- [Input for this task]
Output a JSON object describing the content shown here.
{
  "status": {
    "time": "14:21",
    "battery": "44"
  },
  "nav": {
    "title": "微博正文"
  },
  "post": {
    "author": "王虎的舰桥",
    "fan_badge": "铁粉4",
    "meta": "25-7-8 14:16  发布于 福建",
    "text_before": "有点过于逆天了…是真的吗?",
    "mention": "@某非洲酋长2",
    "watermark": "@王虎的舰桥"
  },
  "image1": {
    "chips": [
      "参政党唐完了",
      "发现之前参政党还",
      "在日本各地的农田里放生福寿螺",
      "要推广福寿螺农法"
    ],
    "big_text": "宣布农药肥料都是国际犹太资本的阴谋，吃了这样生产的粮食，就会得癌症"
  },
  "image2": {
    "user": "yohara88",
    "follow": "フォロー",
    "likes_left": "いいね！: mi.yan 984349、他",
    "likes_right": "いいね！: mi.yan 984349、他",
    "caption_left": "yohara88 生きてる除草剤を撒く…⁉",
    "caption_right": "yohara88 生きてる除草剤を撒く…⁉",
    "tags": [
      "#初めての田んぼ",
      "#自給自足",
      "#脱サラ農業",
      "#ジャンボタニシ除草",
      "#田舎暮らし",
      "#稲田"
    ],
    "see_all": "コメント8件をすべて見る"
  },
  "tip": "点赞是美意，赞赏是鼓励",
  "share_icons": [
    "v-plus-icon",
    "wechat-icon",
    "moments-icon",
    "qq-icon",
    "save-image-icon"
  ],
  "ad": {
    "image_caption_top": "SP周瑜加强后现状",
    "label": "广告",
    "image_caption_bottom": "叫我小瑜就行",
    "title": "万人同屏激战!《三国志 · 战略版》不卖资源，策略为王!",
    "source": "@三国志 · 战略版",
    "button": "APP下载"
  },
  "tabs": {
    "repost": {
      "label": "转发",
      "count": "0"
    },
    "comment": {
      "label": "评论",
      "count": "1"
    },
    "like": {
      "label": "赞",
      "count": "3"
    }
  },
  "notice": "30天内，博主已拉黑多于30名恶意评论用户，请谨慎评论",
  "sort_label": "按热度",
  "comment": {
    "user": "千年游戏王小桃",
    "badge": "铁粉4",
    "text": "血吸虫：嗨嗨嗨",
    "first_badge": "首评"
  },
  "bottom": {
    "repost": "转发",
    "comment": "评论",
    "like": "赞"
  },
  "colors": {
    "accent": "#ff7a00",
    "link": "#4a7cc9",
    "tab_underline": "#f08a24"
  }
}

- [Written exercise]
Copy every line from the entries that contains the word "生きてる除草剤を撒く".

- [Reply to the exercise]
    "caption_left": "yohara88 生きてる除草剤を撒く…⁉",
    "caption_right": "yohara88 生きてる除草剤を撒く…⁉",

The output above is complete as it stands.